>>
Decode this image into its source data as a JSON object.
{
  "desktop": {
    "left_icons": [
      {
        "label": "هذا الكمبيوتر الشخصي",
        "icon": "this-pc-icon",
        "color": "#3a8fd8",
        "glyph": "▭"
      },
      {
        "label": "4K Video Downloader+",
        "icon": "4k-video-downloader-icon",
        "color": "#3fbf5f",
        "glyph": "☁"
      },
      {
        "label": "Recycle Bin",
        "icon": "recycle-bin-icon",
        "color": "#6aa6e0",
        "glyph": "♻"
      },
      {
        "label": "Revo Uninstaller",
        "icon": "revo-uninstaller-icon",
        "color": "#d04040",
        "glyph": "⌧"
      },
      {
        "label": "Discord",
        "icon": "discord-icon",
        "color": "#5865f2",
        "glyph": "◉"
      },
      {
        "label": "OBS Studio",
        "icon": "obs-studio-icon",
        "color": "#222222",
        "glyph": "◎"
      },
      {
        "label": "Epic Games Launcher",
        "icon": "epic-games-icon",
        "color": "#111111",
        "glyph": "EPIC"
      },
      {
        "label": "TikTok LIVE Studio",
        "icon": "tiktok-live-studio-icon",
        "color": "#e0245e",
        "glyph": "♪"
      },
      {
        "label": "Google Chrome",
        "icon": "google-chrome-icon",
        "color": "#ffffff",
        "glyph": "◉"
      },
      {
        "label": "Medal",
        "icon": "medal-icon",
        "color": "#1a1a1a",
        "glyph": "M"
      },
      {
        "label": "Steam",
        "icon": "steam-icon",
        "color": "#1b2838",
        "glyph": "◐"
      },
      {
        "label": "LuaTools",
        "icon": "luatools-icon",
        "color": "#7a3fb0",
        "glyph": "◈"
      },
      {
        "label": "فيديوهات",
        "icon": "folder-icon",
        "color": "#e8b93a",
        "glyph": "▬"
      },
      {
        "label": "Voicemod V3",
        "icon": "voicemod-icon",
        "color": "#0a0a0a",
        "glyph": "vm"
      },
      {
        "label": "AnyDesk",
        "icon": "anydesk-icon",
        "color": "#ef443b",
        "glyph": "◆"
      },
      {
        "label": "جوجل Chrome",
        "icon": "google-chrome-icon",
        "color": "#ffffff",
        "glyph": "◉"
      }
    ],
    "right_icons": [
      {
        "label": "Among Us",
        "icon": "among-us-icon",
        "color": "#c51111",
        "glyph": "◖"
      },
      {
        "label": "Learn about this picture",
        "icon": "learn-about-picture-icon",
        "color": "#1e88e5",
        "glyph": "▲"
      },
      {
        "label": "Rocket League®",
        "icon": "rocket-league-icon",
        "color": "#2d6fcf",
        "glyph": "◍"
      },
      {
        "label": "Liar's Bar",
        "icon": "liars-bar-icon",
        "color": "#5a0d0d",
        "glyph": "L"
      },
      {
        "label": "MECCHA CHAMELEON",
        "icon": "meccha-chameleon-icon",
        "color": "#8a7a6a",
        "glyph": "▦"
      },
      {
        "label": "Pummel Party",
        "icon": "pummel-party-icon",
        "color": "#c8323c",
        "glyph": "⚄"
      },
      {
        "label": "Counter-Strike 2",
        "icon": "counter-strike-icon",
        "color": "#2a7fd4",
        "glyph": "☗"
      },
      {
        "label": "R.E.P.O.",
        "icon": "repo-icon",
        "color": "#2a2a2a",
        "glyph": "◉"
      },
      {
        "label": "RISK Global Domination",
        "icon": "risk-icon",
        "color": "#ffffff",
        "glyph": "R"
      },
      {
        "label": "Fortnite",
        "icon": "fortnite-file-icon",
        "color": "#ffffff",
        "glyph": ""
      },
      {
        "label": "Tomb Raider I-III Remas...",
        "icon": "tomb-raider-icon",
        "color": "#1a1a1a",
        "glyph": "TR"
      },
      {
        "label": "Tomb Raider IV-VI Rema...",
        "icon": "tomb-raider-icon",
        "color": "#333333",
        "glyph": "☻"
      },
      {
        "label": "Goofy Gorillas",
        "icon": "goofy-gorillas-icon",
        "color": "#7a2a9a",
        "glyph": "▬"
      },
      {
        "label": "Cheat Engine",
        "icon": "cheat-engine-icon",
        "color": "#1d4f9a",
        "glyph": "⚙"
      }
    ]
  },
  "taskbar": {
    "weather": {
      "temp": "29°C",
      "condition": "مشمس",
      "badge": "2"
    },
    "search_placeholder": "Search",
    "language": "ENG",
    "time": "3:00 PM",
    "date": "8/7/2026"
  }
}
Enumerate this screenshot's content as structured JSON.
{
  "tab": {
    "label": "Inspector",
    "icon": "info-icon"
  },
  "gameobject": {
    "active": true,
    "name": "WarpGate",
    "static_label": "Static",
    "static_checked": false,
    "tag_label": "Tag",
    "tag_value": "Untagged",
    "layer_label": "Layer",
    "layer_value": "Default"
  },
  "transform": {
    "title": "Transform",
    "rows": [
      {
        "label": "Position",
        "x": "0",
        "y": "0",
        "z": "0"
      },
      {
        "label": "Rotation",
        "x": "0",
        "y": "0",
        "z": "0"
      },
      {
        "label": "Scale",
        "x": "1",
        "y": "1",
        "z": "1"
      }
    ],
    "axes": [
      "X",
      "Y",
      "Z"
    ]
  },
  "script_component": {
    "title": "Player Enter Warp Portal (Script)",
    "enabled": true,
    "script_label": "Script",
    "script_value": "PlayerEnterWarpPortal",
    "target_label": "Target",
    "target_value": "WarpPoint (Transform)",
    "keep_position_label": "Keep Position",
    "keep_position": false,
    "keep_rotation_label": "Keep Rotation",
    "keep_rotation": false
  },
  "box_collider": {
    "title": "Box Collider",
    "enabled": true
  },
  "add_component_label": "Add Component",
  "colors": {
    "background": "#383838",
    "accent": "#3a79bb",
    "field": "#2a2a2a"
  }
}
<<
= SET EXERCISE =
Using the records above, find and show each line with the string "this".

= EXERCISE OUTPUT =
Decode this image into its source data as a JSON object.
        "icon": "this-pc-icon",
        "label": "Learn about this picture",
Enumerate this screenshot's content as structured JSON.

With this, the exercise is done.